▶ _Objective_: In the data, extract each line that holds the string "Boldone".

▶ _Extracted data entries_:

┌──

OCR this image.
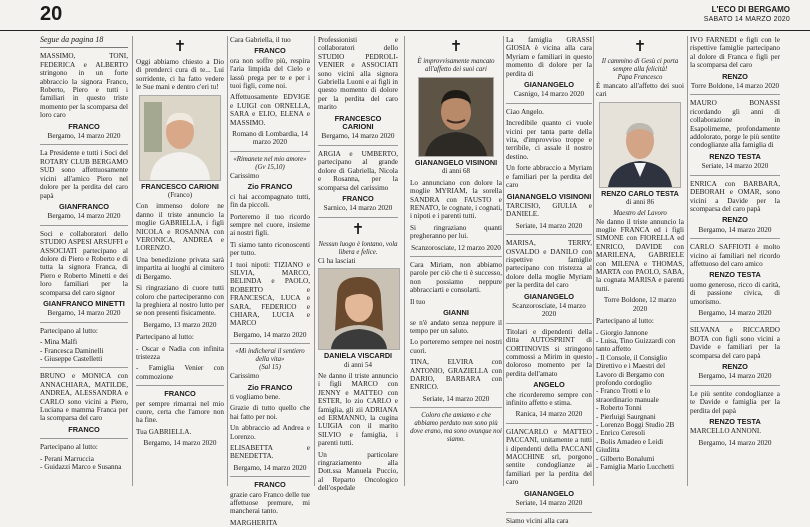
20	L'ECO DI BERGAMO
SABATO 14 MARZO 2020
Segue da pagina 18

MASSIMO, TONI, FEDERICA e ALBERTO stringono in un forte abbraccio la signora Franco, Roberto, Piero e tutti i familiari in questo triste momento per la scomparsa del loro caro

FRANCO
Bergamo, 14 marzo 2020

La Presidente e tutti i Soci del ROTARY CLUB BERGAMO SUD sono affettuosamente vicini all'amico Piero nel dolore per la perdita del caro papà

GIANFRANCO
Bergamo, 14 marzo 2020

Soci e collaboratori dello STUDIO ASPESI ARSUFFI e ASSOCIATI partecipano al dolore di Piero e Roberto e di tutta la signora Franca, di Piero e Roberto Minetti e dei loro familiari per la scomparsa del caro signor

GIANFRANCO MINETTI
Bergamo, 14 marzo 2020

Partecipano al lutto:

- Mina Malfi
- Francesca Daminelli
- Giuseppe Castelletti

BRUNO e MONICA con ANNACHIARA, MATILDE, ANDREA, ALESSANDRA e CARLO sono vicini a Piero, Luciana e mamma Franca per la scomparsa del caro

FRANCO

Partecipano al lutto:

- Perani Marruccia
- Guidazzi Marco e Susanna
✝

Oggi abbiamo chiesto a Dio di prenderci cura di te... Lui sorridente, ci ha fatto vedere le Sue mani e dentro c'eri tu!

FRANCESCO CARIONI
(Franco)

Con immenso dolore ne danno il triste annuncio la moglie GABRIELLA, i figli NICOLA e ROSANNA con VERONICA, ANDREA e LORENZO.

Una benedizione privata sarà impartita ai luoghi al cimitero di Bergamo.

Si ringraziano di cuore tutti coloro che parteciperanno con la preghiera al nostro lutto per se non presenti fisicamente.

Bergamo, 13 marzo 2020

Partecipano al lutto:

- Oscar e Nadia con infinita tristezza

- Famiglia Venier con commozione

FRANCO

per sempre rimarrai nel mio cuore, certa che l'amore non ha fine.

Tua GABRIELLA.

Bergamo, 14 marzo 2020

Cara Gabriella, il tuo

FRANCO

ora non soffre più, respira l'aria limpida del Cielo e lassù prega per te e per i tuoi figli, come noi.

Affettuosamente EDVIGE e LUIGI con ORNELLA, SARA e ELIO, ELENA e MASSIMO.

Romano di Lombardia, 14 marzo 2020
«Rimanete nel mio amore»
(Gv 15,10)

Carissimo

Zio FRANCO

ci hai accompagnato tutti, fin da piccoli.

Porteremo il tuo ricordo sempre nel cuore, insieme ai nostri figli.

Ti siamo tanto riconoscenti per tutto.

I tuoi nipoti: TIZIANO e SILVIA, MARCO, BELINDA e PAOLO, ROBERTO e FRANCESCA, LUCA e SARA, FEDERICO e CHIARA, LUCIA e MARCO

Bergamo, 14 marzo 2020
«Mi indicherai il sentiero della vita»
(Sal 15)

Carissimo

Zio FRANCO

ti vogliamo bene.

Grazie di tutto quello che hai fatto per noi.

Un abbraccio ad Andrea e Lorenzo.

ELISABETTA e BENEDETTA.

Bergamo, 14 marzo 2020
FRANCO

grazie caro Franco delle tue affettuose premure, mi mancherai tanto.

MARGHERITA

Professionisti e collaboratori dello STUDIO PEDROLI-VENIER e ASSOCIATI sono vicini alla signora Gabriella Luoni e ai figli in questo momento di dolore per la perdita del caro marito

FRANCESCO CARIONI
Bergamo, 14 marzo 2020

ARGIA e UMBERTO, partecipano al grande dolore di Gabriella, Nicola e Rosanna, per la scomparsa del carissimo

FRANCO
Sarnico, 14 marzo 2020
✝
Nessun luogo è lontano, vola libera e felice.

Ci ha lasciati

DANIELA VISCARDI
di anni 54

Ne danno il triste annuncio i figli MARCO con JENNY e MATTEO con ESTER, lo zio CARLO e famiglia, gli zii ADRIANA ed ERMANNO, la cugina LUIGIA con il marito SILVIO e famiglia, i parenti tutti.

Un particolare ringraziamento alla Dott.ssa Manuela Puccio, al Reparto Oncologico dell'ospedale

✝
È improvvisamente mancato all'affetto dei suoi cari
GIANANGELO VISINONI
di anni 68

Lo annunciano con dolore la moglie MYRIAM, la sorella SANDRA con FAUSTO e RENATO, le cognate, i cognati, i nipoti e i parenti tutti.

Si ringraziano quanti pregheranno per lui.

Scanzorosciate, 12 marzo 2020

Cara Miriam, non abbiamo parole per ciò che ti è successo, non possiamo neppure abbracciarti e consolarti.

Il tuo

GIANNI

se n'è andato senza neppure il tempo per un saluto.

Lo porteremo sempre nei nostri cuori.

TINA, ELVIRA con ANTONIO, GRAZIELLA con DARIO, BARBARA con ENRICO.

Seriate, 14 marzo 2020
Coloro che amiamo e che abbiamo perduto non sono più dove erano, ma sono ovunque noi siamo.

La famiglia GRASSI GIOSIA è vicina alla cara Myriam e familiari in questo momento di dolore per la perdita di

GIANANGELO
Casnigo, 14 marzo 2020

Ciao Angelo.

Incredibile quanto ci vuole vicini per tanta parte della vita, d'improvviso troppe e terribile, ci assale il nostro destino.

Un forte abbraccio a Myriam e familiari per la perdita del caro

GIANANGELO VISINONI

TARCISIO, GIULIA e DANIELE.

Seriate, 14 marzo 2020

MARISA, TERRY, OSVALDO e DANILO con rispettive famiglie partecipano con tristezza al dolore della moglie Myriam per la perdita del caro

GIANANGELO
Scanzorosciate, 14 marzo 2020

Titolari e dipendenti della ditta AUTOSPRINT di CORTINOVIS si stringono commossi a Mirim in questo doloroso momento per la perdita dell'amato

ANGELO

che ricorderemo sempre con infinito affetto e stima.

Ranica, 14 marzo 2020

GIANCARLO e MATTEO PACCANI, unitamente a tutti i dipendenti della PACCANI MACCHINE srl, porgono sentite condoglianze ai familiari per la perdita del caro

GIANANGELO
Seriate, 14 marzo 2020

Siamo vicini alla cara

✝
Il cammino di Gesù ci porta sempre alla felicità!
Papa Francesco

È mancato all'affetto dei suoi cari

RENZO CARLO TESTA
di anni 86
Maestro del Lavoro

Ne danno il triste annuncio la moglie FRANCA ed i figli SIMONE con FIORELLA ed ENRICO, DAVIDE con MARILENA, GABRIELE con MILENA e THOMAS, MARTA con PAOLO, SABA, la cognata MARISA e parenti tutti.

Torre Boldone, 12 marzo 2020

Partecipano al lutto:

- Giorgio Jannone
- Luisa, Tino Guizzardi con tanto affetto
- Il Console, il Consiglio Direttivo e i Maestri del Lavoro di Bergamo con profondo cordoglio
- Franco Trotti e lo straordinario manuale
- Roberto Tonni
- Pierluigi Saurgnani
- Lorenzo Boggi Studio 2B
- Enrico Ceresoli
- Bolis Amadeo e Leidi Giuditta
- Gilberto Bonalumi
- Famiglia Mario Lucchetti

IVO FARNEDI e figli con le rispettive famiglie partecipano al dolore di Franca e figli per la scomparsa del caro

RENZO
Torre Boldone, 14 marzo 2020

MAURO BONASSI ricordando gli anni di collaborazione in Esapolimeme, profondamente addolorato, porge le più sentite condoglianze alla famiglia di

RENZO TESTA
Seriate, 14 marzo 2020

ENRICA con BARBARA, DEBORAH e OMAR, sono vicini a Davide per la scomparsa del caro papà

RENZO
Bergamo, 14 marzo 2020

CARLO SAFFIOTI è molto vicino ai familiari nel ricordo affettuoso del caro amico

RENZO TESTA

uomo generoso, ricco di carità, di passione civica, di umorismo.

Bergamo, 14 marzo 2020

SILVANA e RICCARDO BOTA con figli sono vicini a Davide e familiari per la scomparsa del caro papà

RENZO
Bergamo, 14 marzo 2020

Le più sentite condoglianze a te Davide e famiglia per la perdita del papà

RENZO TESTA

MARCELLO ANNONI.

Bergamo, 14 marzo 2020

└──

▶ _Expected answer_:
Torre Boldone, 12 marzo 2020
Torre Boldone, 14 marzo 2020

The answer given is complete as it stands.